[Data excerpts]
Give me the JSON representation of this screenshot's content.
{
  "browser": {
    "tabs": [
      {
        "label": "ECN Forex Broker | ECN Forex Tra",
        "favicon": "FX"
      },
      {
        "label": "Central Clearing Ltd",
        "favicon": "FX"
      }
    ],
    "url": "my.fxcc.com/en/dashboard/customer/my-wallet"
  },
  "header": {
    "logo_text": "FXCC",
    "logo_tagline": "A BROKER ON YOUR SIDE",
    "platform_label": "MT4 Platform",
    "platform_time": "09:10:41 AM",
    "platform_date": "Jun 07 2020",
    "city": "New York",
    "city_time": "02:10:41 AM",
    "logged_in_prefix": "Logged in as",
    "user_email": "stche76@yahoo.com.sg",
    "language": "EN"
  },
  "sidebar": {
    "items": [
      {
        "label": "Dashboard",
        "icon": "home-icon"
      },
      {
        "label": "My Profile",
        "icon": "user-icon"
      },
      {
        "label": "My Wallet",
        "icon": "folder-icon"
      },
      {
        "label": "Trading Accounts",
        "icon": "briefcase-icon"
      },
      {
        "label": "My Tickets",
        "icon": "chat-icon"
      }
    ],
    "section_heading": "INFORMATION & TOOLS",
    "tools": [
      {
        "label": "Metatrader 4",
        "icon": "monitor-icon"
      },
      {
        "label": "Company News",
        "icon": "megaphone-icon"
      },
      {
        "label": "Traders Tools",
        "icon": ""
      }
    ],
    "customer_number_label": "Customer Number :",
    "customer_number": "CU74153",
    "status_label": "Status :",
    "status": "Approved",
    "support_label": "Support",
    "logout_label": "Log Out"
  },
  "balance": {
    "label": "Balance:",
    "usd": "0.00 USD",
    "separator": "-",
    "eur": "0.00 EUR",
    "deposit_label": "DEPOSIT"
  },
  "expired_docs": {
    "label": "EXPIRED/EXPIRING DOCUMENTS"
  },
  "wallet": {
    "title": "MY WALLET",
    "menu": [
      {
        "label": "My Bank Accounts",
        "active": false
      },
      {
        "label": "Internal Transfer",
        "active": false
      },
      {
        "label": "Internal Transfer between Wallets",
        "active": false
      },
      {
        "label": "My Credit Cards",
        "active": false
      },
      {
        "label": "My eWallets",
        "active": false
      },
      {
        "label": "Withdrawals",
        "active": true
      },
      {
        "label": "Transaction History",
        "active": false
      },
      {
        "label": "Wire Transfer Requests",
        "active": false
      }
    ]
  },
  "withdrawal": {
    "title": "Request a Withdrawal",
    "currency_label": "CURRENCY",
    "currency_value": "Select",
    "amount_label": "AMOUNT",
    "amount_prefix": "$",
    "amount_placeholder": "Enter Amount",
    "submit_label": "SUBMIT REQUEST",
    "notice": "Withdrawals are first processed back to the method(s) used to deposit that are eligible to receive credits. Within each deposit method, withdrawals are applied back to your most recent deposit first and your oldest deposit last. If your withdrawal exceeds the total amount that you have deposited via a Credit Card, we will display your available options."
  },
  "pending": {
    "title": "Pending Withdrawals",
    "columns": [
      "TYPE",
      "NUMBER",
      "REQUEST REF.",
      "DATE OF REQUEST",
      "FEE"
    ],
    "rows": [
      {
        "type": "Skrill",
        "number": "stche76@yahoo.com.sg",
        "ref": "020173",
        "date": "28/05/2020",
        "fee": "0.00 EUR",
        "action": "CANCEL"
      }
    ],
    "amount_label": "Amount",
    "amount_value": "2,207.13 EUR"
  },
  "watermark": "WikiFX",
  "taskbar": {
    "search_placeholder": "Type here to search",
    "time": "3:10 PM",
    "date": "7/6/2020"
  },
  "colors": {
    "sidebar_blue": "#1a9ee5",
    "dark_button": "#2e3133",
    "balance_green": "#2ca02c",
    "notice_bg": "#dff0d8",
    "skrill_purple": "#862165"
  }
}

◆ **Written exercise**
Extract each line from the listing above, please, and repeat it exactly.

◆ **Solved exercise**
Give me the JSON representation of this screenshot's content.
{
  "browser": {
    "tabs": [
      {
        "label": "ECN Forex Broker | ECN Forex Tra",
        "favicon": "FX"
      },
      {
        "label": "Central Clearing Ltd",
        "favicon": "FX"
      }
    ],
    "url": "my.fxcc.com/en/dashboard/customer/my-wallet"
  },
  "header": {
    "logo_text": "FXCC",
    "logo_tagline": "A BROKER ON YOUR SIDE",
    "platform_label": "MT4 Platform",
    "platform_time": "09:10:41 AM",
    "platform_date": "Jun 07 2020",
    "city": "New York",
    "city_time": "02:10:41 AM",
    "logged_in_prefix": "Logged in as",
    "user_email": "stche76@yahoo.com.sg",
    "language": "EN"
  },
  "sidebar": {
    "items": [
      {
        "label": "Dashboard",
        "icon": "home-icon"
      },
      {
        "label": "My Profile",
        "icon": "user-icon"
      },
      {
        "label": "My Wallet",
        "icon": "folder-icon"
      },
      {
        "label": "Trading Accounts",
        "icon": "briefcase-icon"
      },
      {
        "label": "My Tickets",
        "icon": "chat-icon"
      }
    ],
    "section_heading": "INFORMATION & TOOLS",
    "tools": [
      {
        "label": "Metatrader 4",
        "icon": "monitor-icon"
      },
      {
        "label": "Company News",
        "icon": "megaphone-icon"
      },
      {
        "label": "Traders Tools",
        "icon": ""
      }
    ],
    "customer_number_label": "Customer Number :",
    "customer_number": "CU74153",
    "status_label": "Status :",
    "status": "Approved",
    "support_label": "Support",
    "logout_label": "Log Out"
  },
  "balance": {
    "label": "Balance:",
    "usd": "0.00 USD",
    "separator": "-",
    "eur": "0.00 EUR",
    "deposit_label": "DEPOSIT"
  },
  "expired_docs": {
    "label": "EXPIRED/EXPIRING DOCUMENTS"
  },
  "wallet": {
    "title": "MY WALLET",
    "menu": [
      {
        "label": "My Bank Accounts",
        "active": false
      },
      {
        "label": "Internal Transfer",
        "active": false
      },
      {
        "label": "Internal Transfer between Wallets",
        "active": false
      },
      {
        "label": "My Credit Cards",
        "active": false
      },
      {
        "label": "My eWallets",
        "active": false
      },
      {
        "label": "Withdrawals",
        "active": true
      },
      {
        "label": "Transaction History",
        "active": false
      },
      {
        "label": "Wire Transfer Requests",
        "active": false
      }
    ]
  },
  "withdrawal": {
    "title": "Request a Withdrawal",
    "currency_label": "CURRENCY",
    "currency_value": "Select",
    "amount_label": "AMOUNT",
    "amount_prefix": "$",
    "amount_placeholder": "Enter Amount",
    "submit_label": "SUBMIT REQUEST",
    "notice": "Withdrawals are first processed back to the method(s) used to deposit that are eligible to receive credits. Within each deposit method, withdrawals are applied back to your most recent deposit first and your oldest deposit last. If your withdrawal exceeds the total amount that you have deposited via a Credit Card, we will display your available options."
  },
  "pending": {
    "title": "Pending Withdrawals",
    "columns": [
      "TYPE",
      "NUMBER",
      "REQUEST REF.",
      "DATE OF REQUEST",
      "FEE"
    ],
    "rows": [
      {
        "type": "Skrill",
        "number": "stche76@yahoo.com.sg",
        "ref": "020173",
        "date": "28/05/2020",
        "fee": "0.00 EUR",
        "action": "CANCEL"
      }
    ],
    "amount_label": "Amount",
    "amount_value": "2,207.13 EUR"
  },
  "watermark": "WikiFX",
  "taskbar": {
    "search_placeholder": "Type here to search",
    "time": "3:10 PM",
    "date": "7/6/2020"
  },
  "colors": {
    "sidebar_blue": "#1a9ee5",
    "dark_button": "#2e3133",
    "balance_green": "#2ca02c",
    "notice_bg": "#dff0d8",
    "skrill_purple": "#862165"
  }
}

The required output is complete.